··· GIVEN RECORDS ···

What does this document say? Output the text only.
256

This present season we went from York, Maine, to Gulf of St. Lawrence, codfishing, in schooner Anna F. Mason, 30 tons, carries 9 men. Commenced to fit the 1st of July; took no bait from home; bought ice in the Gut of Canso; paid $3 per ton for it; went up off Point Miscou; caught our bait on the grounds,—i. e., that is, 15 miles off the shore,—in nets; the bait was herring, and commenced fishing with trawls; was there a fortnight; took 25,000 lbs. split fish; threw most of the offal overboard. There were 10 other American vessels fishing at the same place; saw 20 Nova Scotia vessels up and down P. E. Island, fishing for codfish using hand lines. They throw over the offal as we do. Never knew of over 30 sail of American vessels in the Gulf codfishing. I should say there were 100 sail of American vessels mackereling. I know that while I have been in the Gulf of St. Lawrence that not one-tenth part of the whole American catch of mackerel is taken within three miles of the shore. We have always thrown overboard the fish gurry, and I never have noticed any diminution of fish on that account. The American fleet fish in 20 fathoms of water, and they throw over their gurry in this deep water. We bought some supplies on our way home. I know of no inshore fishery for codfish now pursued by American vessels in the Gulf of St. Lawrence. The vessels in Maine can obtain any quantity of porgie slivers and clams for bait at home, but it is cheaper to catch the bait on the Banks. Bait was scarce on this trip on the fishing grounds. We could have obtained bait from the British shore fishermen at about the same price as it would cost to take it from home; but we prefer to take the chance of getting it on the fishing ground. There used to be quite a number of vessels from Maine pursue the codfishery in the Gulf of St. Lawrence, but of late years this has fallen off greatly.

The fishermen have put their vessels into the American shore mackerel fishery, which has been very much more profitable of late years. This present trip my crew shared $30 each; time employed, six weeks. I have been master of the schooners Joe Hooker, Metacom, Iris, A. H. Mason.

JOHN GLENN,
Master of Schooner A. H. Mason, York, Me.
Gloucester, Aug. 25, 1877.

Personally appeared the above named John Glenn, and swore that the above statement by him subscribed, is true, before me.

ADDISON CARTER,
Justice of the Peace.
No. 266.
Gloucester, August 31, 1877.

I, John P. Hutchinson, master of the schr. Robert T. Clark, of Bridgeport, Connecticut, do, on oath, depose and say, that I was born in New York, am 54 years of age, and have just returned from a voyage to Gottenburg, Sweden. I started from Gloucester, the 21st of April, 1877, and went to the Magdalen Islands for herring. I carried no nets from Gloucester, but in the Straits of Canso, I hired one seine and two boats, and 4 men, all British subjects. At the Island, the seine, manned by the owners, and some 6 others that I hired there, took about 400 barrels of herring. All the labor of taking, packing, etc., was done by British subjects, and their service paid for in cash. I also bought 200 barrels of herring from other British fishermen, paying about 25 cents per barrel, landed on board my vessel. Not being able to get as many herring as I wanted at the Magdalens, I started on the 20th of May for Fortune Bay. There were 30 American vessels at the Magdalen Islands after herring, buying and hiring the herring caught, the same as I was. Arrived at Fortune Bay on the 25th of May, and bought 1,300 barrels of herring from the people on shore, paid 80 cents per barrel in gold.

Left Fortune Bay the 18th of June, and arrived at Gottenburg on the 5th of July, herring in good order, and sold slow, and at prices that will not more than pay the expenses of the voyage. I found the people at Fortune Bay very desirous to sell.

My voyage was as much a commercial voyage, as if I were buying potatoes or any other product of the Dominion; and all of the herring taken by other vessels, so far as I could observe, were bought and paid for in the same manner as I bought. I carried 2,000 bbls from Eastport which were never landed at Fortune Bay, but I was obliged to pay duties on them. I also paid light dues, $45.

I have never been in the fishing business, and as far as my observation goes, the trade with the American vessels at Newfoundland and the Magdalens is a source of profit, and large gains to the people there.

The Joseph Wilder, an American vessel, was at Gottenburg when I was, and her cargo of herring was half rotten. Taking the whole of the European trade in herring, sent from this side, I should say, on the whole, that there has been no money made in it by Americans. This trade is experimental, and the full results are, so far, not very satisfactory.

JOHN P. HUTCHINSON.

···

TASK DESCRIPTION →
Reproduce all of the data exactly as given.

EXERCISE RESPONSE →
What does this document say? Output the text only.
256

This present season we went from York, Maine, to Gulf of St. Lawrence, codfishing, in schooner Anna F. Mason, 30 tons, carries 9 men. Commenced to fit the 1st of July; took no bait from home; bought ice in the Gut of Canso; paid $3 per ton for it; went up off Point Miscou; caught our bait on the grounds,—i. e., that is, 15 miles off the shore,—in nets; the bait was herring, and commenced fishing with trawls; was there a fortnight; took 25,000 lbs. split fish; threw most of the offal overboard. There were 10 other American vessels fishing at the same place; saw 20 Nova Scotia vessels up and down P. E. Island, fishing for codfish using hand lines. They throw over the offal as we do. Never knew of over 30 sail of American vessels in the Gulf codfishing. I should say there were 100 sail of American vessels mackereling. I know that while I have been in the Gulf of St. Lawrence that not one-tenth part of the whole American catch of mackerel is taken within three miles of the shore. We have always thrown overboard the fish gurry, and I never have noticed any diminution of fish on that account. The American fleet fish in 20 fathoms of water, and they throw over their gurry in this deep water. We bought some supplies on our way home. I know of no inshore fishery for codfish now pursued by American vessels in the Gulf of St. Lawrence. The vessels in Maine can obtain any quantity of porgie slivers and clams for bait at home, but it is cheaper to catch the bait on the Banks. Bait was scarce on this trip on the fishing grounds. We could have obtained bait from the British shore fishermen at about the same price as it would cost to take it from home; but we prefer to take the chance of getting it on the fishing ground. There used to be quite a number of vessels from Maine pursue the codfishery in the Gulf of St. Lawrence, but of late years this has fallen off greatly.

The fishermen have put their vessels into the American shore mackerel fishery, which has been very much more profitable of late years. This present trip my crew shared $30 each; time employed, six weeks. I have been master of the schooners Joe Hooker, Metacom, Iris, A. H. Mason.

JOHN GLENN,
Master of Schooner A. H. Mason, York, Me.
Gloucester, Aug. 25, 1877.

Personally appeared the above named John Glenn, and swore that the above statement by him subscribed, is true, before me.

ADDISON CARTER,
Justice of the Peace.
No. 266.
Gloucester, August 31, 1877.

I, John P. Hutchinson, master of the schr. Robert T. Clark, of Bridgeport, Connecticut, do, on oath, depose and say, that I was born in New York, am 54 years of age, and have just returned from a voyage to Gottenburg, Sweden. I started from Gloucester, the 21st of April, 1877, and went to the Magdalen Islands for herring. I carried no nets from Gloucester, but in the Straits of Canso, I hired one seine and two boats, and 4 men, all British subjects. At the Island, the seine, manned by the owners, and some 6 others that I hired there, took about 400 barrels of herring. All the labor of taking, packing, etc., was done by British subjects, and their service paid for in cash. I also bought 200 barrels of herring from other British fishermen, paying about 25 cents per barrel, landed on board my vessel. Not being able to get as many herring as I wanted at the Magdalens, I started on the 20th of May for Fortune Bay. There were 30 American vessels at the Magdalen Islands after herring, buying and hiring the herring caught, the same as I was. Arrived at Fortune Bay on the 25th of May, and bought 1,300 barrels of herring from the people on shore, paid 80 cents per barrel in gold.

Left Fortune Bay the 18th of June, and arrived at Gottenburg on the 5th of July, herring in good order, and sold slow, and at prices that will not more than pay the expenses of the voyage. I found the people at Fortune Bay very desirous to sell.

My voyage was as much a commercial voyage, as if I were buying potatoes or any other product of the Dominion; and all of the herring taken by other vessels, so far as I could observe, were bought and paid for in the same manner as I bought. I carried 2,000 bbls from Eastport which were never landed at Fortune Bay, but I was obliged to pay duties on them. I also paid light dues, $45.

I have never been in the fishing business, and as far as my observation goes, the trade with the American vessels at Newfoundland and the Magdalens is a source of profit, and large gains to the people there.

The Joseph Wilder, an American vessel, was at Gottenburg when I was, and her cargo of herring was half rotten. Taking the whole of the European trade in herring, sent from this side, I should say, on the whole, that there has been no money made in it by Americans. This trade is experimental, and the full results are, so far, not very satisfactory.

JOHN P. HUTCHINSON.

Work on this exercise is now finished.